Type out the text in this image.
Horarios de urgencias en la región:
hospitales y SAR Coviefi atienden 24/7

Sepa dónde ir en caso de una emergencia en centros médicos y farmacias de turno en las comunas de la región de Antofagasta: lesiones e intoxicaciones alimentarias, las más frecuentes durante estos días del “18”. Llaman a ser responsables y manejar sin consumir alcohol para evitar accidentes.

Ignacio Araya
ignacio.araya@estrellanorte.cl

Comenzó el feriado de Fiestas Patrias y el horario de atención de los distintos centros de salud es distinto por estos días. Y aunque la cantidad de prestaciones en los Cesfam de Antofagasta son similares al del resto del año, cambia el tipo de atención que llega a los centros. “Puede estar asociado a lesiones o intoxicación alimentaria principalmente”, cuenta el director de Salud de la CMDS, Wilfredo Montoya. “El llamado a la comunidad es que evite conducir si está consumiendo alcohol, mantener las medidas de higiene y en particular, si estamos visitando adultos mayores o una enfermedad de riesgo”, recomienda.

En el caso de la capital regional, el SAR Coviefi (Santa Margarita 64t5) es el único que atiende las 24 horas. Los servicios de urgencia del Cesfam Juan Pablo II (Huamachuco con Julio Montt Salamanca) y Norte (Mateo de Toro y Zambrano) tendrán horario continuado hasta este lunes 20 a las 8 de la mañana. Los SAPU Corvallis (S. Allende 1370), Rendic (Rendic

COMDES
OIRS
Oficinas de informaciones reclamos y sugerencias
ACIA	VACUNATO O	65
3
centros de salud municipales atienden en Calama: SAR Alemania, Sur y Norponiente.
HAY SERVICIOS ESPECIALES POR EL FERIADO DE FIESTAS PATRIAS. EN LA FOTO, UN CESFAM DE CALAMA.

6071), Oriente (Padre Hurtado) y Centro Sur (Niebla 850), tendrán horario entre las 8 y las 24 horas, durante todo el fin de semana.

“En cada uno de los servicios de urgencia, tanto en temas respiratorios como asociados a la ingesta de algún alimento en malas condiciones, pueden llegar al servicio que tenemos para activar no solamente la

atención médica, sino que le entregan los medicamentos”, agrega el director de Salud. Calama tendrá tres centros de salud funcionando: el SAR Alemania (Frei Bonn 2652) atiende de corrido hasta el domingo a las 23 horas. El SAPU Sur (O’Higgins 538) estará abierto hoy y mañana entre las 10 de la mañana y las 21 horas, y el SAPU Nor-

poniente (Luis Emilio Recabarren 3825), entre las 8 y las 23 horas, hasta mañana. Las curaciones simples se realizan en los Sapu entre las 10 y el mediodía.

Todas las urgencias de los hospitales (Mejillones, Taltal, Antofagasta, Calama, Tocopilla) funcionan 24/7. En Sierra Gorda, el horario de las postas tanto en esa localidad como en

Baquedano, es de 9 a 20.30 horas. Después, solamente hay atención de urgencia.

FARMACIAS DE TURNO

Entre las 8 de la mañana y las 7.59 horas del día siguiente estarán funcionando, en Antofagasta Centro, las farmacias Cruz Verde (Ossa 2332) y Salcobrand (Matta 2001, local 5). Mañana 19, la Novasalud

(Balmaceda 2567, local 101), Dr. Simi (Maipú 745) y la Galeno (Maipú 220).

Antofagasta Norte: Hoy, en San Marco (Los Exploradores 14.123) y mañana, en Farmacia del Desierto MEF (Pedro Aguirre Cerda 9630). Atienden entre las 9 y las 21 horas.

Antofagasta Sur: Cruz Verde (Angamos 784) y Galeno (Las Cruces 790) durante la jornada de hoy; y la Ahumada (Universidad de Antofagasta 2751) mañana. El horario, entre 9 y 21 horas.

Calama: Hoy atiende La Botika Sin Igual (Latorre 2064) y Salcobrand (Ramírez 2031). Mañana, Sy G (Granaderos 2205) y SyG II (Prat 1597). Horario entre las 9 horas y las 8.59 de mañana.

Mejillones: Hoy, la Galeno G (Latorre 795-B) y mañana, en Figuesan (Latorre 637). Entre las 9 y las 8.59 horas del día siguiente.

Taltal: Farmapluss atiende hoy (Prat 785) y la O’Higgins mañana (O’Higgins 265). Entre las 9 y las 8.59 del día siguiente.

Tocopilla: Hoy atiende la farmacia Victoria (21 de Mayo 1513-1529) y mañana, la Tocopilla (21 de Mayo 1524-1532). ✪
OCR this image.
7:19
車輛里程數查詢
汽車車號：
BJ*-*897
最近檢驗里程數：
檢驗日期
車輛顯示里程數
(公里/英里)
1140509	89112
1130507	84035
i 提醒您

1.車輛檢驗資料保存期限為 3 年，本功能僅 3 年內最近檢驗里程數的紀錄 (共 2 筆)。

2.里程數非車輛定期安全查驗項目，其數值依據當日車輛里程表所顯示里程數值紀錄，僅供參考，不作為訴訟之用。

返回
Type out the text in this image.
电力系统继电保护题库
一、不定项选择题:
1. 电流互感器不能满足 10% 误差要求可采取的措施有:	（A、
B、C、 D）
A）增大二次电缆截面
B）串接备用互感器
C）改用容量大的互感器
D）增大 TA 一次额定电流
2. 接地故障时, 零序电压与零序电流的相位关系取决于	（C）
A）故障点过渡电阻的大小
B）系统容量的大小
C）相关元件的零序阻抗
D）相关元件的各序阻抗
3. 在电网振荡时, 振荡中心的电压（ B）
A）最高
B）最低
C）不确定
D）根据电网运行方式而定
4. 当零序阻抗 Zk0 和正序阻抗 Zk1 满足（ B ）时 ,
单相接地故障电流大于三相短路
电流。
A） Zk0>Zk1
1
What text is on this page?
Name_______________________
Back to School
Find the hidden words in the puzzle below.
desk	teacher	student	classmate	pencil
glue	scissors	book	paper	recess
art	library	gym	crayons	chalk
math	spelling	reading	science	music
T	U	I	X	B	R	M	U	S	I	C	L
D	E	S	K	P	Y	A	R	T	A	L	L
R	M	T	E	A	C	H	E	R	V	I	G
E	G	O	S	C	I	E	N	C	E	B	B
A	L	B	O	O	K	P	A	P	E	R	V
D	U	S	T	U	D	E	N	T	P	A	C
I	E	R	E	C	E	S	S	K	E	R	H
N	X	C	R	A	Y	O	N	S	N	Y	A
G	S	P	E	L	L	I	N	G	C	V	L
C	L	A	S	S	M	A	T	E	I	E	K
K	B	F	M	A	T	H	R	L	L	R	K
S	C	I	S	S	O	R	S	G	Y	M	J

==========

* _TASK REQUIREMENTS_
Reproduce each line of the material containing the word "Tocopilla".

* _COMPLETE ANSWER_
Todas las urgencias de los hospitales (Mejillones, Taltal, Antofagasta, Calama, Tocopilla) funcionan 24/7. En Sierra Gorda, el horario de las postas tanto en esa localidad como en
Tocopilla: Hoy atiende la farmacia Victoria (21 de Mayo 1513-1529) y mañana, la Tocopilla (21 de Mayo 1524-1532). ✪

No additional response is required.